Below are records to repeat exactly. Omit the pictures from the copy.
______________________________
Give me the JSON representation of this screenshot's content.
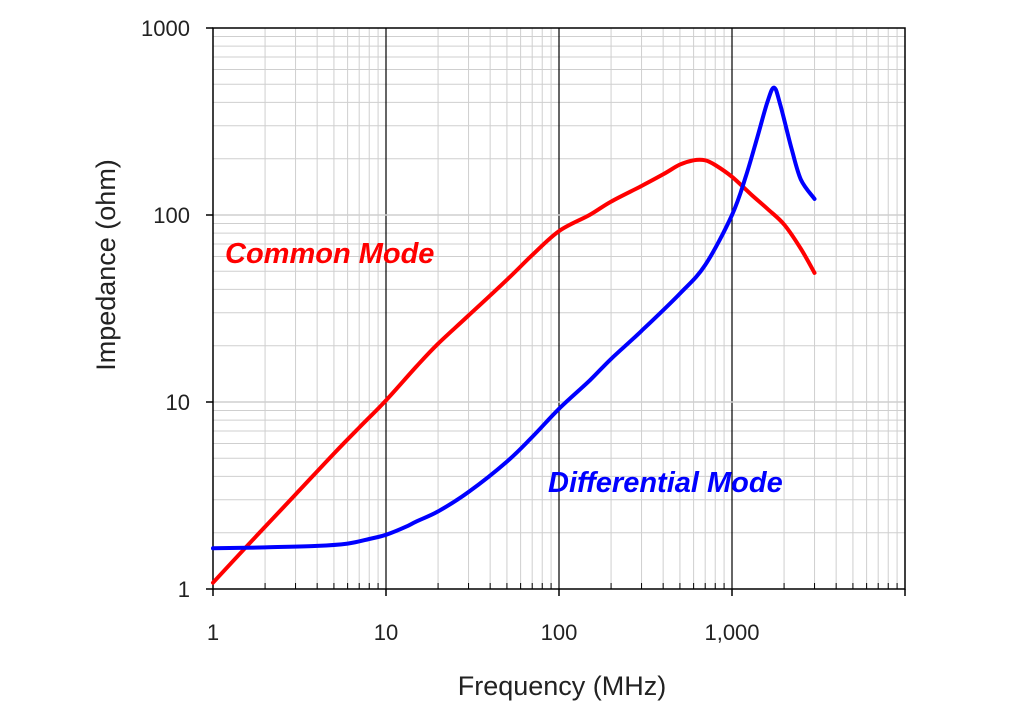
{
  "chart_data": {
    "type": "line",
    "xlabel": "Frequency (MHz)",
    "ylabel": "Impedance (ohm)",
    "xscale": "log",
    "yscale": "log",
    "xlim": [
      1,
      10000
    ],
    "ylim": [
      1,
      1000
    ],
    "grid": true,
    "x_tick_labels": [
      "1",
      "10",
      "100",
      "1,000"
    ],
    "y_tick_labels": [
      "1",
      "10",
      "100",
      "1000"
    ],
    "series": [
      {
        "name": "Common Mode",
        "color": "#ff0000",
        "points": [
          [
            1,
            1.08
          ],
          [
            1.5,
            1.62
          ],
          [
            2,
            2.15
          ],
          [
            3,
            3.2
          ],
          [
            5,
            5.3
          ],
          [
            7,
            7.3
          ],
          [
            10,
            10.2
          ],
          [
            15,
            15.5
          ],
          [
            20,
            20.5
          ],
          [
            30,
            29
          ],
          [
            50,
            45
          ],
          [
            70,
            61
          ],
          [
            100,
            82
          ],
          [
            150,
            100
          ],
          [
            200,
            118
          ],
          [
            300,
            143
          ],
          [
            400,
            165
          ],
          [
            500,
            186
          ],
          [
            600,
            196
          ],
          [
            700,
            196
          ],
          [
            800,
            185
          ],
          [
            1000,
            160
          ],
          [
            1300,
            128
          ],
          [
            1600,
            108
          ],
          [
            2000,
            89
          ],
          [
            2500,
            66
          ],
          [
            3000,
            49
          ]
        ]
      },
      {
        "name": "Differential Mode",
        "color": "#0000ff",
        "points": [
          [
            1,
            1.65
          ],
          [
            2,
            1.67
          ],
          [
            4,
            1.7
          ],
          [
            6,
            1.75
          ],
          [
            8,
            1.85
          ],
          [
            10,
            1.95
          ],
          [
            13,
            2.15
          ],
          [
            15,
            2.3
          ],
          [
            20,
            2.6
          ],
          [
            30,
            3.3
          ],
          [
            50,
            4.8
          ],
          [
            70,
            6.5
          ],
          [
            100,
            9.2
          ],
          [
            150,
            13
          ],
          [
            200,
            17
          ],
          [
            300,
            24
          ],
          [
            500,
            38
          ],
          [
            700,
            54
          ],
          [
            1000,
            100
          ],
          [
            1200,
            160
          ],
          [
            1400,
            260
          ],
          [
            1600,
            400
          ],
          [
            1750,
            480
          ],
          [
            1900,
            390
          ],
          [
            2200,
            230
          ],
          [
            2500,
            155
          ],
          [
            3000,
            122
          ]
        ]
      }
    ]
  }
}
______________________________
● **Result of the task**
Give me the JSON representation of this screenshot's content.
{
  "chart_data": {
    "type": "line",
    "xlabel": "Frequency (MHz)",
    "ylabel": "Impedance (ohm)",
    "xscale": "log",
    "yscale": "log",
    "xlim": [
      1,
      10000
    ],
    "ylim": [
      1,
      1000
    ],
    "grid": true,
    "x_tick_labels": [
      "1",
      "10",
      "100",
      "1,000"
    ],
    "y_tick_labels": [
      "1",
      "10",
      "100",
      "1000"
    ],
    "series": [
      {
        "name": "Common Mode",
        "color": "#ff0000",
        "points": [
          [
            1,
            1.08
          ],
          [
            1.5,
            1.62
          ],
          [
            2,
            2.15
          ],
          [
            3,
            3.2
          ],
          [
            5,
            5.3
          ],
          [
            7,
            7.3
          ],
          [
            10,
            10.2
          ],
          [
            15,
            15.5
          ],
          [
            20,
            20.5
          ],
          [
            30,
            29
          ],
          [
            50,
            45
          ],
          [
            70,
            61
          ],
          [
            100,
            82
          ],
          [
            150,
            100
          ],
          [
            200,
            118
          ],
          [
            300,
            143
          ],
          [
            400,
            165
          ],
          [
            500,
            186
          ],
          [
            600,
            196
          ],
          [
            700,
            196
          ],
          [
            800,
            185
          ],
          [
            1000,
            160
          ],
          [
            1300,
            128
          ],
          [
            1600,
            108
          ],
          [
            2000,
            89
          ],
          [
            2500,
            66
          ],
          [
            3000,
            49
          ]
        ]
      },
      {
        "name": "Differential Mode",
        "color": "#0000ff",
        "points": [
          [
            1,
            1.65
          ],
          [
            2,
            1.67
          ],
          [
            4,
            1.7
          ],
          [
            6,
            1.75
          ],
          [
            8,
            1.85
          ],
          [
            10,
            1.95
          ],
          [
            13,
            2.15
          ],
          [
            15,
            2.3
          ],
          [
            20,
            2.6
          ],
          [
            30,
            3.3
          ],
          [
            50,
            4.8
          ],
          [
            70,
            6.5
          ],
          [
            100,
            9.2
          ],
          [
            150,
            13
          ],
          [
            200,
            17
          ],
          [
            300,
            24
          ],
          [
            500,
            38
          ],
          [
            700,
            54
          ],
          [
            1000,
            100
          ],
          [
            1200,
            160
          ],
          [
            1400,
            260
          ],
          [
            1600,
            400
          ],
          [
            1750,
            480
          ],
          [
            1900,
            390
          ],
          [
            2200,
            230
          ],
          [
            2500,
            155
          ],
          [
            3000,
            122
          ]
        ]
      }
    ]
  }
}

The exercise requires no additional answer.